Challenge » Set down every item below word for word, leaving each line unchanged.

Annotations of layout elements »
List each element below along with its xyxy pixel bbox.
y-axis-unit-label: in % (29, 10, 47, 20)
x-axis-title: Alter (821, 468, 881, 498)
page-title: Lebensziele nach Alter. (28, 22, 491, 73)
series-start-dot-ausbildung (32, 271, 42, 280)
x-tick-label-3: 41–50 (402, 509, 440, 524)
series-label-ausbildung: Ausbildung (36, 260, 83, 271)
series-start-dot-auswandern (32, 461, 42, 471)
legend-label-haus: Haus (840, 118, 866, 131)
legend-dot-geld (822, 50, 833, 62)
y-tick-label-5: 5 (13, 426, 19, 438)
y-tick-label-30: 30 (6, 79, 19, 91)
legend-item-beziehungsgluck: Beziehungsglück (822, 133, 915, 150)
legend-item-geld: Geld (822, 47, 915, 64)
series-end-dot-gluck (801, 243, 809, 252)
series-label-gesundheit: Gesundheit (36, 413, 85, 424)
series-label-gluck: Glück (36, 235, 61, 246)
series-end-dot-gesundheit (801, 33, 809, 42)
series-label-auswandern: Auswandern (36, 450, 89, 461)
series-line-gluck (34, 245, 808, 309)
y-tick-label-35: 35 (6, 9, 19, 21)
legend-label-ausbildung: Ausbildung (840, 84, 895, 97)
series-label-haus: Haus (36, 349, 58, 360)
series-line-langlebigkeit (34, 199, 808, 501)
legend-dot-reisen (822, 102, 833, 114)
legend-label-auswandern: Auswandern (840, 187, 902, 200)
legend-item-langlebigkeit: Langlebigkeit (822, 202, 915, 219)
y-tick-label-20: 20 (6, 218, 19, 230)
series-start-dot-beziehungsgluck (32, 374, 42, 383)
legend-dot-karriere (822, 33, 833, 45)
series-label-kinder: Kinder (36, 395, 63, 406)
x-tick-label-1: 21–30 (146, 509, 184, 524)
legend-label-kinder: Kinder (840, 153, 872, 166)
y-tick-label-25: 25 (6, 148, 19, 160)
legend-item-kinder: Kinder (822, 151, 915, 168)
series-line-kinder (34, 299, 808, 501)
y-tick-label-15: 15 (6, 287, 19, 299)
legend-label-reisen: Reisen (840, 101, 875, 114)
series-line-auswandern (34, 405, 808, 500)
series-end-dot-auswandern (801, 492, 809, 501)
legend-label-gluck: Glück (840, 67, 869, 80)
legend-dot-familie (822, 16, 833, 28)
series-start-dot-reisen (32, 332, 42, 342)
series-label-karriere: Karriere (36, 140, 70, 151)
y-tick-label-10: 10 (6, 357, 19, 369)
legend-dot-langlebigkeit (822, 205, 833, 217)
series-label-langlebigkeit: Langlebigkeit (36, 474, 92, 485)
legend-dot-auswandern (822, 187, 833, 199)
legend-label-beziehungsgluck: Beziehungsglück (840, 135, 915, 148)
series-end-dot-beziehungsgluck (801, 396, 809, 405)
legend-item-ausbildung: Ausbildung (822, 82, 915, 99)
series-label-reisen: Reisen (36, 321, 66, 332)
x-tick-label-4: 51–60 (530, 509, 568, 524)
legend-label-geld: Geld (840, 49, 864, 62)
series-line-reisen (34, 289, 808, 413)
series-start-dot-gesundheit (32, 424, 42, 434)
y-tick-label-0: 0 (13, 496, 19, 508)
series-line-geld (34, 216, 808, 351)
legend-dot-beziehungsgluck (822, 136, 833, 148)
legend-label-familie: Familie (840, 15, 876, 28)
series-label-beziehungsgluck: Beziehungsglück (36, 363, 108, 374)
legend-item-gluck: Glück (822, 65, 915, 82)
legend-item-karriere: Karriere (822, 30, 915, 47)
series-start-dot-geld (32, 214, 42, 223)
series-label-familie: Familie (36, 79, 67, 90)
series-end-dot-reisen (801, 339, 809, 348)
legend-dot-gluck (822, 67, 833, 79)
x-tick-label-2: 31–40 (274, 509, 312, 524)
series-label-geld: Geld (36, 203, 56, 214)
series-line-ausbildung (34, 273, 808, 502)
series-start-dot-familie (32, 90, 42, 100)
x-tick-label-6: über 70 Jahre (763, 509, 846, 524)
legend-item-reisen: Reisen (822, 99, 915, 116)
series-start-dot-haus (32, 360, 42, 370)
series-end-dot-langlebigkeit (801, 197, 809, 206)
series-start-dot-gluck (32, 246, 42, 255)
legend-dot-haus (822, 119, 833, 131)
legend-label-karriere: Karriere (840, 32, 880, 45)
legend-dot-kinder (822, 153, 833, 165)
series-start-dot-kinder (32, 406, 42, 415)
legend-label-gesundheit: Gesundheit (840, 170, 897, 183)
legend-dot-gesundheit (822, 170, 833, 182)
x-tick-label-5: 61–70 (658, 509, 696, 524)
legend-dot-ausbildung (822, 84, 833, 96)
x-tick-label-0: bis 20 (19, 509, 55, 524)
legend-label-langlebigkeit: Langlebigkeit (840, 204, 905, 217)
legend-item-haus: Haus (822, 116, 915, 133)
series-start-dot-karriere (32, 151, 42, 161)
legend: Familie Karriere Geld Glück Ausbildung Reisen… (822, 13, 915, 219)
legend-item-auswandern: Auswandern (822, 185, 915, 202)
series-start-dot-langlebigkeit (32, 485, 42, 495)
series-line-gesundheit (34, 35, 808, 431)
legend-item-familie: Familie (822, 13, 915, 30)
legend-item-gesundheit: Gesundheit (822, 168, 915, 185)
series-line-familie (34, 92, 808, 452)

Solution for this exercise »
List each element below along with its xyxy pixel bbox.
y-axis-unit-label: in % (29, 10, 47, 20)
x-axis-title: Alter (821, 468, 881, 498)
page-title: Lebensziele nach Alter. (28, 22, 491, 73)
series-start-dot-ausbildung (32, 271, 42, 280)
x-tick-label-3: 41–50 (402, 509, 440, 524)
series-label-ausbildung: Ausbildung (36, 260, 83, 271)
series-start-dot-auswandern (32, 461, 42, 471)
legend-label-haus: Haus (840, 118, 866, 131)
legend-dot-geld (822, 50, 833, 62)
y-tick-label-5: 5 (13, 426, 19, 438)
y-tick-label-30: 30 (6, 79, 19, 91)
legend-item-beziehungsgluck: Beziehungsglück (822, 133, 915, 150)
legend-item-geld: Geld (822, 47, 915, 64)
series-end-dot-gluck (801, 243, 809, 252)
series-label-gesundheit: Gesundheit (36, 413, 85, 424)
series-label-gluck: Glück (36, 235, 61, 246)
series-end-dot-gesundheit (801, 33, 809, 42)
series-label-auswandern: Auswandern (36, 450, 89, 461)
series-line-gluck (34, 245, 808, 309)
y-tick-label-35: 35 (6, 9, 19, 21)
legend-label-ausbildung: Ausbildung (840, 84, 895, 97)
series-label-haus: Haus (36, 349, 58, 360)
series-line-langlebigkeit (34, 199, 808, 501)
legend-dot-reisen (822, 102, 833, 114)
legend-label-auswandern: Auswandern (840, 187, 902, 200)
legend-item-langlebigkeit: Langlebigkeit (822, 202, 915, 219)
y-tick-label-20: 20 (6, 218, 19, 230)
series-start-dot-beziehungsgluck (32, 374, 42, 383)
legend-dot-karriere (822, 33, 833, 45)
series-label-kinder: Kinder (36, 395, 63, 406)
x-tick-label-1: 21–30 (146, 509, 184, 524)
legend-label-kinder: Kinder (840, 153, 872, 166)
y-tick-label-25: 25 (6, 148, 19, 160)
legend-item-kinder: Kinder (822, 151, 915, 168)
series-line-kinder (34, 299, 808, 501)
y-tick-label-15: 15 (6, 287, 19, 299)
legend-label-reisen: Reisen (840, 101, 875, 114)
series-line-auswandern (34, 405, 808, 500)
series-end-dot-auswandern (801, 492, 809, 501)
legend-label-gluck: Glück (840, 67, 869, 80)
legend-dot-familie (822, 16, 833, 28)
series-start-dot-reisen (32, 332, 42, 342)
series-label-karriere: Karriere (36, 140, 70, 151)
y-tick-label-10: 10 (6, 357, 19, 369)
legend-dot-langlebigkeit (822, 205, 833, 217)
series-label-langlebigkeit: Langlebigkeit (36, 474, 92, 485)
legend-dot-auswandern (822, 187, 833, 199)
legend-label-beziehungsgluck: Beziehungsglück (840, 135, 915, 148)
series-end-dot-beziehungsgluck (801, 396, 809, 405)
legend-item-ausbildung: Ausbildung (822, 82, 915, 99)
series-label-reisen: Reisen (36, 321, 66, 332)
x-tick-label-4: 51–60 (530, 509, 568, 524)
legend-label-geld: Geld (840, 49, 864, 62)
series-line-reisen (34, 289, 808, 413)
series-start-dot-gesundheit (32, 424, 42, 434)
y-tick-label-0: 0 (13, 496, 19, 508)
series-line-geld (34, 216, 808, 351)
legend-dot-beziehungsgluck (822, 136, 833, 148)
legend-label-familie: Familie (840, 15, 876, 28)
series-label-beziehungsgluck: Beziehungsglück (36, 363, 108, 374)
legend-item-gluck: Glück (822, 65, 915, 82)
legend-item-karriere: Karriere (822, 30, 915, 47)
series-start-dot-geld (32, 214, 42, 223)
series-label-familie: Familie (36, 79, 67, 90)
series-end-dot-reisen (801, 339, 809, 348)
legend-dot-gluck (822, 67, 833, 79)
x-tick-label-2: 31–40 (274, 509, 312, 524)
series-label-geld: Geld (36, 203, 56, 214)
series-line-ausbildung (34, 273, 808, 502)
series-start-dot-familie (32, 90, 42, 100)
x-tick-label-6: über 70 Jahre (763, 509, 846, 524)
legend-item-reisen: Reisen (822, 99, 915, 116)
series-start-dot-haus (32, 360, 42, 370)
series-end-dot-langlebigkeit (801, 197, 809, 206)
series-start-dot-gluck (32, 246, 42, 255)
legend-dot-haus (822, 119, 833, 131)
legend-label-karriere: Karriere (840, 32, 880, 45)
legend-dot-kinder (822, 153, 833, 165)
series-start-dot-kinder (32, 406, 42, 415)
legend-label-gesundheit: Gesundheit (840, 170, 897, 183)
legend-dot-gesundheit (822, 170, 833, 182)
x-tick-label-5: 61–70 (658, 509, 696, 524)
legend-dot-ausbildung (822, 84, 833, 96)
x-tick-label-0: bis 20 (19, 509, 55, 524)
legend-label-langlebigkeit: Langlebigkeit (840, 204, 905, 217)
legend-item-haus: Haus (822, 116, 915, 133)
series-start-dot-karriere (32, 151, 42, 161)
legend: Familie Karriere Geld Glück Ausbildung Reisen… (822, 13, 915, 219)
legend-item-auswandern: Auswandern (822, 185, 915, 202)
series-start-dot-langlebigkeit (32, 485, 42, 495)
series-line-gesundheit (34, 35, 808, 431)
legend-item-familie: Familie (822, 13, 915, 30)
legend-item-gesundheit: Gesundheit (822, 168, 915, 185)
series-line-familie (34, 92, 808, 452)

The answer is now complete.